Text provided:
___

Feeds:
Posts

Posts Tagged ‘Online’

Sage beginner’s guide is a book by  Craig Finch, published recently by PACKT publishing.

After spending two weeks looking at different aspects of the book, I can say with property that this is an excellent book, an I’ll recommend it for beginners to medium experienced SAGE users.

Since this is the first book I review, and also the first I own from this publisher, I’d say that its format is quite understandable, and one might learn a lot by following examples… and then, just then, the details are explained. I really love that feature of the writing.

The first chapter, called What can we do with Sage?, shows in about 20 pages some powerful tools available in Sage, from symbolic calculation, linear algebra, ODE’s, to plotting functions in 2D and 3D… even fitting of curves.  I’ll say this is an impressive chapter, and it’s just the start point. Nonetheless, as in any book, one might notice that in some examples the graphics do not correspond to the code, but when you try the code yourself, you get the right ones.

___

Exercise task a: Update the rows starting at the line that contains "1635, 1154, 1802]" and ending at the last row, replacing "interactable" with "clickable" and changing nothing else.

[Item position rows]
___

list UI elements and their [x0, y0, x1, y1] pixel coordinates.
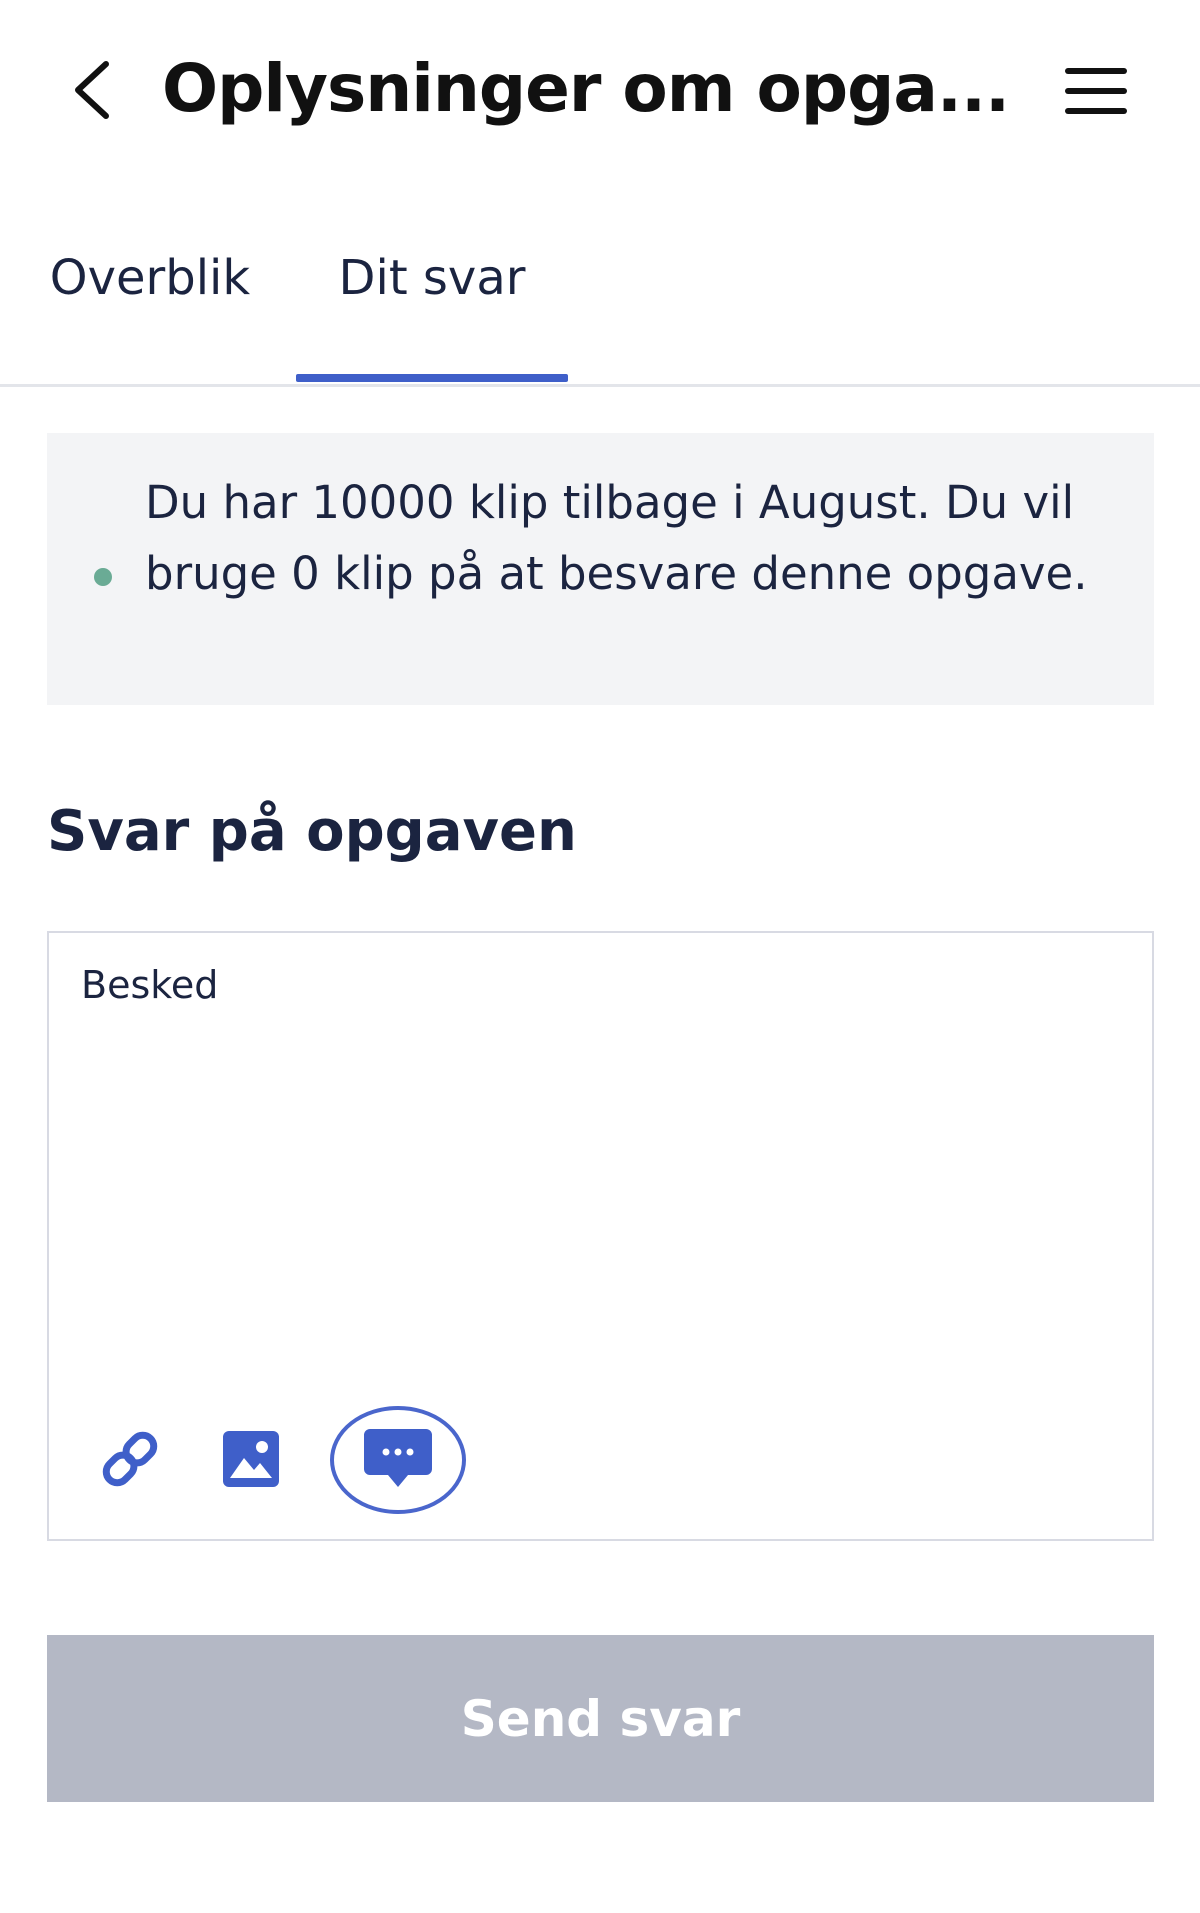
send-answer-button[interactable]: Send svar: [47, 1635, 1154, 1802]
active-tab-indicator: [296, 374, 568, 382]
bullet-dot-icon: [94, 568, 112, 586]
tab-bar: Overblik Dit svar: [0, 220, 1200, 387]
clip-balance-text: Du har 10000 klip tilbage i August. Du v…: [145, 476, 1088, 600]
hamburger-menu-icon: [1065, 68, 1127, 114]
message-input[interactable]: [49, 933, 1152, 1403]
chevron-left-icon: [75, 61, 109, 119]
image-icon: [223, 1431, 279, 1487]
clip-balance-notice: Du har 10000 klip tilbage i August. Du v…: [47, 433, 1154, 705]
menu-button[interactable]: [1060, 58, 1132, 124]
tab-overview[interactable]: Overblik: [30, 220, 270, 384]
tab-your-answer[interactable]: Dit svar: [296, 220, 568, 384]
message-composer: [47, 931, 1154, 1541]
answer-section-heading: Svar på opgaven: [47, 799, 577, 864]
attach-image-button[interactable]: [206, 1414, 296, 1504]
attach-link-button[interactable]: [85, 1414, 175, 1504]
insert-comment-button[interactable]: [328, 1403, 468, 1517]
comment-icon: [330, 1406, 466, 1514]
top-bar: Oplysninger om opga...: [0, 0, 1200, 180]
back-button[interactable]: [62, 52, 122, 128]
page-title: Oplysninger om opga...: [162, 50, 1010, 127]
link-icon: [102, 1431, 158, 1487]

___

Exercise task b: Echo the book review word for word, starting at "After spending two" and ending at "experienced SAGE users.".

Complete output a:
send-answer-button[clickable]: Send svar: [47, 1635, 1154, 1802]
active-tab-indicator: [296, 374, 568, 382]
bullet-dot-icon: [94, 568, 112, 586]
tab-bar: Overblik Dit svar: [0, 220, 1200, 387]
clip-balance-text: Du har 10000 klip tilbage i August. Du v…: [145, 476, 1088, 600]
hamburger-menu-icon: [1065, 68, 1127, 114]
message-input[clickable]: [49, 933, 1152, 1403]
chevron-left-icon: [75, 61, 109, 119]
image-icon: [223, 1431, 279, 1487]
clip-balance-notice: Du har 10000 klip tilbage i August. Du v…: [47, 433, 1154, 705]
menu-button[clickable]: [1060, 58, 1132, 124]
tab-overview[clickable]: Overblik: [30, 220, 270, 384]
tab-your-answer[clickable]: Dit svar: [296, 220, 568, 384]
message-composer: [47, 931, 1154, 1541]
answer-section-heading: Svar på opgaven: [47, 799, 577, 864]
attach-image-button[clickable]: [206, 1414, 296, 1504]
attach-link-button[clickable]: [85, 1414, 175, 1504]
insert-comment-button[clickable]: [328, 1403, 468, 1517]
comment-icon: [330, 1406, 466, 1514]
top-bar: Oplysninger om opga...: [0, 0, 1200, 180]
back-button[clickable]: [62, 52, 122, 128]
page-title: Oplysninger om opga...: [162, 50, 1010, 127]
link-icon: [102, 1431, 158, 1487]

Complete output b:
After spending two weeks looking at different aspects of the book, I can say with property that this is an excellent book, an I’ll recommend it for beginners to medium experienced SAGE users.